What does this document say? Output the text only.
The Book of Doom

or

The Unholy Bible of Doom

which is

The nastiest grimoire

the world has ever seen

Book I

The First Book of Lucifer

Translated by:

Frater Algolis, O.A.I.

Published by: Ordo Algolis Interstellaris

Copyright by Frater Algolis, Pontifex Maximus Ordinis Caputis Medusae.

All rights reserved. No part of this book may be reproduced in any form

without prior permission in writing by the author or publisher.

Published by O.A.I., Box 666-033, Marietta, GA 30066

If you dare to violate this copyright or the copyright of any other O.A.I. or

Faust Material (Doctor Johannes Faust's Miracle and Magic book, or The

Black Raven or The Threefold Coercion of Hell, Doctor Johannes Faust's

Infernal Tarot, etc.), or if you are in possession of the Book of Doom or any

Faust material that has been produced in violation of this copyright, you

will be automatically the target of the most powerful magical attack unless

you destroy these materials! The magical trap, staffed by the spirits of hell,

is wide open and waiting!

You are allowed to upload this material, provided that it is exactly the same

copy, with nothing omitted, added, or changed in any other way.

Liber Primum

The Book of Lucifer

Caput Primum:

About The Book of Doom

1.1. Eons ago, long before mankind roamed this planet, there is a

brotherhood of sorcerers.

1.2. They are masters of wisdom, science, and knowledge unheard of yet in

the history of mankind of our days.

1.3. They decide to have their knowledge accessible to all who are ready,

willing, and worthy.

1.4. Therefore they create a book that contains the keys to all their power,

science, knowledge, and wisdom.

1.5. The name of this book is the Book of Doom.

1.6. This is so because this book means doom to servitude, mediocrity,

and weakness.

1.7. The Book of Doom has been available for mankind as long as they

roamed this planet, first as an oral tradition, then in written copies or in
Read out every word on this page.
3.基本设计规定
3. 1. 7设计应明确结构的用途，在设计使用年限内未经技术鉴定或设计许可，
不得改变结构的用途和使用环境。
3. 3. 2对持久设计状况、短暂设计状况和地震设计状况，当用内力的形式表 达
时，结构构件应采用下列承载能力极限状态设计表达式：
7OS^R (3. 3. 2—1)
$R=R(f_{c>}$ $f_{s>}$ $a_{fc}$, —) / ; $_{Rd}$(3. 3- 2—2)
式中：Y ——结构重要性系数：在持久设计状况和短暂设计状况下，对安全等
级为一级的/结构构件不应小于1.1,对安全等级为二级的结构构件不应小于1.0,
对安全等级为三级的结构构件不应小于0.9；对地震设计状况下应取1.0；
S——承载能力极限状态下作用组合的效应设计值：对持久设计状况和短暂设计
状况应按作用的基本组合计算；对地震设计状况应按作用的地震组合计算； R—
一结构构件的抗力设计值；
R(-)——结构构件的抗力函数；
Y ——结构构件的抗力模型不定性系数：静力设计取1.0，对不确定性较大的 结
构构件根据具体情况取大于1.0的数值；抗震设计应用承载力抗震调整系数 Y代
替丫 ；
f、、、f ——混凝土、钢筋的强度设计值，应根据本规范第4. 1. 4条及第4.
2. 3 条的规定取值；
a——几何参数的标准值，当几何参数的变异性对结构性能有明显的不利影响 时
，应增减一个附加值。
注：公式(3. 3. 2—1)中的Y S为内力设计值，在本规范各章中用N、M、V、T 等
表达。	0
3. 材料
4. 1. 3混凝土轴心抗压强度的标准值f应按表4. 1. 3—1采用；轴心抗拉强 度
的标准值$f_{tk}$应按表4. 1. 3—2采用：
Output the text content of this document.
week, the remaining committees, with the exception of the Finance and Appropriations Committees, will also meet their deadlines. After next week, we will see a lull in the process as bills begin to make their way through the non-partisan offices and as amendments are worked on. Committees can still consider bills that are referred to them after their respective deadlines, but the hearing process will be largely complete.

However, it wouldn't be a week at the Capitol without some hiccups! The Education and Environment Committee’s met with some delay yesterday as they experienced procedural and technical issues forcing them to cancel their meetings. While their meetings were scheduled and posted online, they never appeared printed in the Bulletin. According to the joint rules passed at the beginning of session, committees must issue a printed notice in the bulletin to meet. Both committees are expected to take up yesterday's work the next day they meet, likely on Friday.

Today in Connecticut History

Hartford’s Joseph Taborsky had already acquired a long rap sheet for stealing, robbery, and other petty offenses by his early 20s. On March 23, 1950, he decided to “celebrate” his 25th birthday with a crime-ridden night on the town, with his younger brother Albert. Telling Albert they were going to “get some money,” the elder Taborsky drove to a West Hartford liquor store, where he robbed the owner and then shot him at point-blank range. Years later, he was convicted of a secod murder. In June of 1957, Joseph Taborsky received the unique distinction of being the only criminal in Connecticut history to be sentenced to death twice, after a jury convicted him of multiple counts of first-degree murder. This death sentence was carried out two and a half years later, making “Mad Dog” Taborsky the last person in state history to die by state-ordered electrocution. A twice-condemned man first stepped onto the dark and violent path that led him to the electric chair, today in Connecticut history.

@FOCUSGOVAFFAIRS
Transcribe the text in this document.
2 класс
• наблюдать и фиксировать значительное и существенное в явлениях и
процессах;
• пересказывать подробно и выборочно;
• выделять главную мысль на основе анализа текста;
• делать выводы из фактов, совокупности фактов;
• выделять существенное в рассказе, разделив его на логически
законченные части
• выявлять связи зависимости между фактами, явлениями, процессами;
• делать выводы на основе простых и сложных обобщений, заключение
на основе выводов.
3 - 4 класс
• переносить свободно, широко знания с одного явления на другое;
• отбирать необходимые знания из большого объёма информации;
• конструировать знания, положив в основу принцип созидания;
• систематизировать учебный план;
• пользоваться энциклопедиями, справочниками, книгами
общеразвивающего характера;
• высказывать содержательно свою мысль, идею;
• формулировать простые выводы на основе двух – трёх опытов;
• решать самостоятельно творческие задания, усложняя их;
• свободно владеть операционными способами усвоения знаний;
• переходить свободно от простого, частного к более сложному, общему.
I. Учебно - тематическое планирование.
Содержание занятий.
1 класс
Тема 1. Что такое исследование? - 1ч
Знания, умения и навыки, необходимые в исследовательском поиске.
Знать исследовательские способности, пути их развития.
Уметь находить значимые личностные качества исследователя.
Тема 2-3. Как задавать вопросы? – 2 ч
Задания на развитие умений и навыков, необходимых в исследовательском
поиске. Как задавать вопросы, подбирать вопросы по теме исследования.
- - -
Look for the word "science" in every line of the listing and copy the lines that have it.

1.2. They are masters of wisdom, science, and knowledge unheard of yet in
science, knowledge, and wisdom.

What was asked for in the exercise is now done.